▶ Short task
Every line below should be repeated exactly.

◇ ◇ ◇ ◇ ◇ ◇ ◇

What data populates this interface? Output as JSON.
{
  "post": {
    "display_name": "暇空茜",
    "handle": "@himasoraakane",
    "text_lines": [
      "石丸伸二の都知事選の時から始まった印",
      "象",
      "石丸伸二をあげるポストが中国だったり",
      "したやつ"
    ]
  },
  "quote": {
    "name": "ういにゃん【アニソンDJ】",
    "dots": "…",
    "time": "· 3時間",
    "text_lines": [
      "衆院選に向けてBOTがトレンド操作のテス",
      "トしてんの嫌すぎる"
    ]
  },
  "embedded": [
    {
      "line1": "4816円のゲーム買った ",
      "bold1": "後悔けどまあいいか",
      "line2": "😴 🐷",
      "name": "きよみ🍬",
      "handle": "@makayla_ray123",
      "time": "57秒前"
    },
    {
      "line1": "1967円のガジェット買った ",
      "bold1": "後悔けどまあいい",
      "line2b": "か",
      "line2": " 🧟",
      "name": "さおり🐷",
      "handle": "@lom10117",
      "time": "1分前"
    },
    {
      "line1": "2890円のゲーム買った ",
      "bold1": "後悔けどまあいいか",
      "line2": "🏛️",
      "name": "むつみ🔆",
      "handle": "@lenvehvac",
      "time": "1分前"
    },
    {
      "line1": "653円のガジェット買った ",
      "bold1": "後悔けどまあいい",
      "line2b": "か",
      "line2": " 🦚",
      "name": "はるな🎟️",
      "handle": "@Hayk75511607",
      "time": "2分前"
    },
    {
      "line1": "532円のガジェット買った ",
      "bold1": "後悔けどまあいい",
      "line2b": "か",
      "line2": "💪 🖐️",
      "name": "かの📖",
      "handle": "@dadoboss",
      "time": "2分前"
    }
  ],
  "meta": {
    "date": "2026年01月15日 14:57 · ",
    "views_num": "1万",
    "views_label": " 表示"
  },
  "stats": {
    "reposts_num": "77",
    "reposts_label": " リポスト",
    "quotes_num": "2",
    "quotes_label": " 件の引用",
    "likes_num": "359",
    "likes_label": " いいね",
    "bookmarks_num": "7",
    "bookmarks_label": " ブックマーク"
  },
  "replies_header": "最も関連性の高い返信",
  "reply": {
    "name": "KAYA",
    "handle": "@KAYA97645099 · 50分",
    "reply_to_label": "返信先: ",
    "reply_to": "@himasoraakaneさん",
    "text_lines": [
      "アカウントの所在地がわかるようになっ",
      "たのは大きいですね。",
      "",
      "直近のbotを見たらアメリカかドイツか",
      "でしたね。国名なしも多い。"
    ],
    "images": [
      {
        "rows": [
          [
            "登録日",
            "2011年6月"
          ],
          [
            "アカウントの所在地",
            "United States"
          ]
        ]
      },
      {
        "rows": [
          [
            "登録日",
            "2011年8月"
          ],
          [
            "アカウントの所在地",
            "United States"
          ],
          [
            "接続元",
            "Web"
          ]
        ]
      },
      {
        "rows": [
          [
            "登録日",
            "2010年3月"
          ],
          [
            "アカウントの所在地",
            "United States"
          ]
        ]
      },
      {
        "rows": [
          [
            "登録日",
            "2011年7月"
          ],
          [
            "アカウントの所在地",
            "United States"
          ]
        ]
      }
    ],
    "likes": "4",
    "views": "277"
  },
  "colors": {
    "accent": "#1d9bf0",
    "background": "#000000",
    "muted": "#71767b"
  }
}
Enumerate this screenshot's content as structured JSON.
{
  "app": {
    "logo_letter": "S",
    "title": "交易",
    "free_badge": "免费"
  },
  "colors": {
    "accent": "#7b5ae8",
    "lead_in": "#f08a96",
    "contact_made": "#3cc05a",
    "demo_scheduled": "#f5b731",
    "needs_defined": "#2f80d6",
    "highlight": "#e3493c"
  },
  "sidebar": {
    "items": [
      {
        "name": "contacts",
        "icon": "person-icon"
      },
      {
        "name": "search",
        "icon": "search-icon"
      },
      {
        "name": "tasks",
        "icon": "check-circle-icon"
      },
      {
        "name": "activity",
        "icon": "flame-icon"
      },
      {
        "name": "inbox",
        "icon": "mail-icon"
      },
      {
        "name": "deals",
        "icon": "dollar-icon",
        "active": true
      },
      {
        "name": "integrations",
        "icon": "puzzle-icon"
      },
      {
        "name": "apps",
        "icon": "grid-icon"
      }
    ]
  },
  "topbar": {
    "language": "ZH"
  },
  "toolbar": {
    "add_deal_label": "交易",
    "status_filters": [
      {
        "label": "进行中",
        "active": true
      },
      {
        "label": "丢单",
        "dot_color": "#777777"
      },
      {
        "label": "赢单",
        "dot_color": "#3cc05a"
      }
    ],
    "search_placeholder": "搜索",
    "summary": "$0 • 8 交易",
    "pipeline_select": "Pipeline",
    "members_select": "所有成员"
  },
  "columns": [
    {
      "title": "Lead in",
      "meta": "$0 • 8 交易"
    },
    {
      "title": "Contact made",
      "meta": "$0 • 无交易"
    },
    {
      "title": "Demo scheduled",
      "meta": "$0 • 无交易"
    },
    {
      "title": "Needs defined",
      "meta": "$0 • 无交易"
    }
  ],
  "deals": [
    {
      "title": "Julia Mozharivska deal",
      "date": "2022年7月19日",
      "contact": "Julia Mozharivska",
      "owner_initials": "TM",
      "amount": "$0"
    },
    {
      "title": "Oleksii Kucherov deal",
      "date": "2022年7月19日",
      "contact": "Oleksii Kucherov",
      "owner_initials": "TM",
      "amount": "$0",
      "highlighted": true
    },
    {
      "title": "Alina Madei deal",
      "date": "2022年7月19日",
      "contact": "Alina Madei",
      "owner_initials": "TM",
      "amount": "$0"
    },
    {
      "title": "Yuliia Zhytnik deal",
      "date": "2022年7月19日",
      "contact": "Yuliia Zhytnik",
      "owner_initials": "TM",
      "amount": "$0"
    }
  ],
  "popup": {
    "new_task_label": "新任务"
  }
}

◇ ◇ ◇ ◇ ◇ ◇ ◇

▶ Response to the task
What data populates this interface? Output as JSON.
{
  "post": {
    "display_name": "暇空茜",
    "handle": "@himasoraakane",
    "text_lines": [
      "石丸伸二の都知事選の時から始まった印",
      "象",
      "石丸伸二をあげるポストが中国だったり",
      "したやつ"
    ]
  },
  "quote": {
    "name": "ういにゃん【アニソンDJ】",
    "dots": "…",
    "time": "· 3時間",
    "text_lines": [
      "衆院選に向けてBOTがトレンド操作のテス",
      "トしてんの嫌すぎる"
    ]
  },
  "embedded": [
    {
      "line1": "4816円のゲーム買った ",
      "bold1": "後悔けどまあいいか",
      "line2": "😴 🐷",
      "name": "きよみ🍬",
      "handle": "@makayla_ray123",
      "time": "57秒前"
    },
    {
      "line1": "1967円のガジェット買った ",
      "bold1": "後悔けどまあいい",
      "line2b": "か",
      "line2": " 🧟",
      "name": "さおり🐷",
      "handle": "@lom10117",
      "time": "1分前"
    },
    {
      "line1": "2890円のゲーム買った ",
      "bold1": "後悔けどまあいいか",
      "line2": "🏛️",
      "name": "むつみ🔆",
      "handle": "@lenvehvac",
      "time": "1分前"
    },
    {
      "line1": "653円のガジェット買った ",
      "bold1": "後悔けどまあいい",
      "line2b": "か",
      "line2": " 🦚",
      "name": "はるな🎟️",
      "handle": "@Hayk75511607",
      "time": "2分前"
    },
    {
      "line1": "532円のガジェット買った ",
      "bold1": "後悔けどまあいい",
      "line2b": "か",
      "line2": "💪 🖐️",
      "name": "かの📖",
      "handle": "@dadoboss",
      "time": "2分前"
    }
  ],
  "meta": {
    "date": "2026年01月15日 14:57 · ",
    "views_num": "1万",
    "views_label": " 表示"
  },
  "stats": {
    "reposts_num": "77",
    "reposts_label": " リポスト",
    "quotes_num": "2",
    "quotes_label": " 件の引用",
    "likes_num": "359",
    "likes_label": " いいね",
    "bookmarks_num": "7",
    "bookmarks_label": " ブックマーク"
  },
  "replies_header": "最も関連性の高い返信",
  "reply": {
    "name": "KAYA",
    "handle": "@KAYA97645099 · 50分",
    "reply_to_label": "返信先: ",
    "reply_to": "@himasoraakaneさん",
    "text_lines": [
      "アカウントの所在地がわかるようになっ",
      "たのは大きいですね。",
      "",
      "直近のbotを見たらアメリカかドイツか",
      "でしたね。国名なしも多い。"
    ],
    "images": [
      {
        "rows": [
          [
            "登録日",
            "2011年6月"
          ],
          [
            "アカウントの所在地",
            "United States"
          ]
        ]
      },
      {
        "rows": [
          [
            "登録日",
            "2011年8月"
          ],
          [
            "アカウントの所在地",
            "United States"
          ],
          [
            "接続元",
            "Web"
          ]
        ]
      },
      {
        "rows": [
          [
            "登録日",
            "2010年3月"
          ],
          [
            "アカウントの所在地",
            "United States"
          ]
        ]
      },
      {
        "rows": [
          [
            "登録日",
            "2011年7月"
          ],
          [
            "アカウントの所在地",
            "United States"
          ]
        ]
      }
    ],
    "likes": "4",
    "views": "277"
  },
  "colors": {
    "accent": "#1d9bf0",
    "background": "#000000",
    "muted": "#71767b"
  }
}
Enumerate this screenshot's content as structured JSON.
{
  "app": {
    "logo_letter": "S",
    "title": "交易",
    "free_badge": "免费"
  },
  "colors": {
    "accent": "#7b5ae8",
    "lead_in": "#f08a96",
    "contact_made": "#3cc05a",
    "demo_scheduled": "#f5b731",
    "needs_defined": "#2f80d6",
    "highlight": "#e3493c"
  },
  "sidebar": {
    "items": [
      {
        "name": "contacts",
        "icon": "person-icon"
      },
      {
        "name": "search",
        "icon": "search-icon"
      },
      {
        "name": "tasks",
        "icon": "check-circle-icon"
      },
      {
        "name": "activity",
        "icon": "flame-icon"
      },
      {
        "name": "inbox",
        "icon": "mail-icon"
      },
      {
        "name": "deals",
        "icon": "dollar-icon",
        "active": true
      },
      {
        "name": "integrations",
        "icon": "puzzle-icon"
      },
      {
        "name": "apps",
        "icon": "grid-icon"
      }
    ]
  },
  "topbar": {
    "language": "ZH"
  },
  "toolbar": {
    "add_deal_label": "交易",
    "status_filters": [
      {
        "label": "进行中",
        "active": true
      },
      {
        "label": "丢单",
        "dot_color": "#777777"
      },
      {
        "label": "赢单",
        "dot_color": "#3cc05a"
      }
    ],
    "search_placeholder": "搜索",
    "summary": "$0 • 8 交易",
    "pipeline_select": "Pipeline",
    "members_select": "所有成员"
  },
  "columns": [
    {
      "title": "Lead in",
      "meta": "$0 • 8 交易"
    },
    {
      "title": "Contact made",
      "meta": "$0 • 无交易"
    },
    {
      "title": "Demo scheduled",
      "meta": "$0 • 无交易"
    },
    {
      "title": "Needs defined",
      "meta": "$0 • 无交易"
    }
  ],
  "deals": [
    {
      "title": "Julia Mozharivska deal",
      "date": "2022年7月19日",
      "contact": "Julia Mozharivska",
      "owner_initials": "TM",
      "amount": "$0"
    },
    {
      "title": "Oleksii Kucherov deal",
      "date": "2022年7月19日",
      "contact": "Oleksii Kucherov",
      "owner_initials": "TM",
      "amount": "$0",
      "highlighted": true
    },
    {
      "title": "Alina Madei deal",
      "date": "2022年7月19日",
      "contact": "Alina Madei",
      "owner_initials": "TM",
      "amount": "$0"
    },
    {
      "title": "Yuliia Zhytnik deal",
      "date": "2022年7月19日",
      "contact": "Yuliia Zhytnik",
      "owner_initials": "TM",
      "amount": "$0"
    }
  ],
  "popup": {
    "new_task_label": "新任务"
  }
}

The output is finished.